:: Teks Bacaan ::

Kamis, 11 Oktober 2018

Resensi


Persatuan dalam Melawan Penindasan

               
Judul                :  Sekali Peristiwa di Banten Selatan
Penulis             :  Pramoedya Anata Toer
Penerbit           :  Lentera Dipantara
Tahun Terbit    :  2013
Cetakan           :  Juni 2006
Tebal               :  128  hlm; 13 x 20 cm
 Nomor ISBN    :  979-97312-15-6
            Cerita dalam novel ini penulis terinspirasi dengan kehidupan Banten Selatan pada tahun 1957. Pramoedya Anata Toer dalam kata pengantar di novel ini mengungkapkan bahwa cerita ini ditulis berdasarkan hasil wawancara terhadap penduduk di sekitar Banten Selatan walaupun kenyataan nya terdapat sedikit tambahan pengembangan cerita, namun ide dalam kisah dalam novel ini berasal dari kunjungan singkat Penulis dengan melakukan wawancara.
            Isi dari Novel ini menggambarkan sebuah Desa yang tanah nya subur namun penduduknya tidak sejahtera. Tanahnya yang subur tapi penduduknya miskin, kerdil, tidak berdaya, dan lumpuh daya kerjanya. Kondisi daerah Banten Selatan sebenarnya kaya akan sumber daya alam, namun belum tergarap secara maksimal dan terabaikan oleh pembangunan. Penduduk setempat terpaksa harus menyerahkan segala sumber daya yang mereka miliki agar mampu bertahan terhadap tantangan masa depan.
            Tokoh utama dalam Novel ini adalah Ranta. Ranta merupakan seorang buruh. Lewat Tokoh yang ditulis oleh penulis ini. Penulis ingin mencurahkan gagasan dan semangatnya untuk melawan sebuah penindasan. Ranta yang memiliki sikap pemberontak atas penindasan yang dia rasakan membuat dendam melawan DI dengan cara menyakinkan penduduk setempat untuk bersatu melawan sebuah kejahatan.
            Kover dalam Novel ini di desain konsepnya ada kaitanya dengan isi cerita. Tergambar sosok lelaki kurus yang memakai penutup kepala berwarna merah bisa di analisis bahwa orang yang tergambar dari novel itulah peran utama yaitu Ranta. Isi dalam novel ini pula terdapat penggambaran sosok Ratna yaitu Seorang berumur 39 tahun tubuhnya tinggi, penuh otot-otot kasar yang menandakan bahwa ia banyak berkerja keras tetapi kurang mendapatkan makan yang baik karena terlihat kurus. Tergambar juga beberapa Orang sedang berkerja di sawah di dalam isi novel ini pembaca juga di ajak merasakan kisah kehidupan pendudukan pada tahun 1957.
            Kisah awal dalam novel ini menggambarkan suasana alam di sebuah Desa. Desa yang subur akan berbagai tanaman yang bisa di komsumsi penduduk itu namun karena penindasan penduduknya tak bisa mencicipi keseluruhan hasil kesuburan tanahnya. Tokoh utama yaitu Ratna hidup dalam jerat kemiskinan. Seorang buruh miskin . Kekurangan gizi karena arsupan makan nya yang tidak baik. Istrinya bernama Ireng yang sering sekali meneluh atas kemiskinan dan kekacauan keamanan akibat perang.

:::
:: Data Tersaji ::

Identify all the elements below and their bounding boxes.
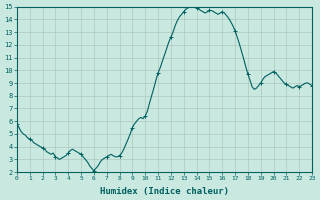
X-axis label: Humidex (Indice chaleur): Humidex (Indice chaleur) <box>100 187 229 196</box>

:::

== Tujuan Kegiatan ==
a. Ketik ulang resensi Sekali Peristiwa di Banten Selatan, seluruhnya mulai dari "Isi dari Novel" hingga ke "tantangan masa depan.".
b. Menurut resensi Sekali Peristiwa di Banten Selatan, siapa penerbit novel tersebut?
c. Teruskan penulisan resensi Sekali Peristiwa di Banten Selatan, dimulai setelah kalimat terakhir yang tercantum.

== Jawaban Tertulis ==
a.
Isi dari Novel ini menggambarkan sebuah Desa yang tanah nya subur namun penduduknya tidak sejahtera. Tanahnya yang subur tapi penduduknya miskin, kerdil, tidak berdaya, dan lumpuh daya kerjanya. Kondisi daerah Banten Selatan sebenarnya kaya akan sumber daya alam, namun belum tergarap secara maksimal dan terabaikan oleh pembangunan. Penduduk setempat terpaksa harus menyerahkan segala sumber daya yang mereka miliki agar mampu bertahan terhadap tantangan masa depan.

b. Lentera Dipantara.

c.
            Musa merupakan tokoh Antagonis yang di gambarkan penulis. Seorang juragan yang makmur dan selalu berpakaian rapi. Ia berpakaian jas tutup cokelat, bersarung pelikat, dan berpeci tinggi hitam berkembang sutera. Ia berumur kurang lebih empat puluh tahun. Konflik dalam novel ini muncul berawal dari kedatangan Musa menemui Ratna. Kedatangan Musa itu karena ingin memeritah lelaki miskin yaitu Ranta untuk mencuri sebuah bibit karet untuknya. Dengan memberikan upah berupa uang sebagai imbalan awal. Ranta yang mengalami perekonomian sangat kurang menjalankan tugas Musa meskipun upah tersebut tidak sepadan dengan resiko pekerjaanya. Ranta memberikan upah pertamanya kepada istrinya.
            Juragan Musa merupakan seorang yang suka memperbudak rakyat kecil. Juragan Musa merupakan musuh dalam selimut di daerah Banten Selatan ia merupakan anggota DI yaitu Daarul Islam. Gerombolan Di selalu memaksa rakyat untuk memperbudak, mengobrak-abrik pasar, bahkan merampas, menyiksa, dan lebih kejamnya membunuh. Penduduk Baten Selatan heran kepada Juragan yang tak pernah sekalipun diusili DI. Padahal Musa merupakan tuan tanah kaya.
            Ranta yang sudah menjalankan tugas dari Musa yaitu Mencuri bibit karet tak mendapatkan upah tambahan, namun tetap merampas hasil curian Ranta. Upah tambahan tak diberikan hanya sebuah siksaan yang diterima lalu mengusir Ranta begitu saja dengan ancaman akan melaporkan Ranta.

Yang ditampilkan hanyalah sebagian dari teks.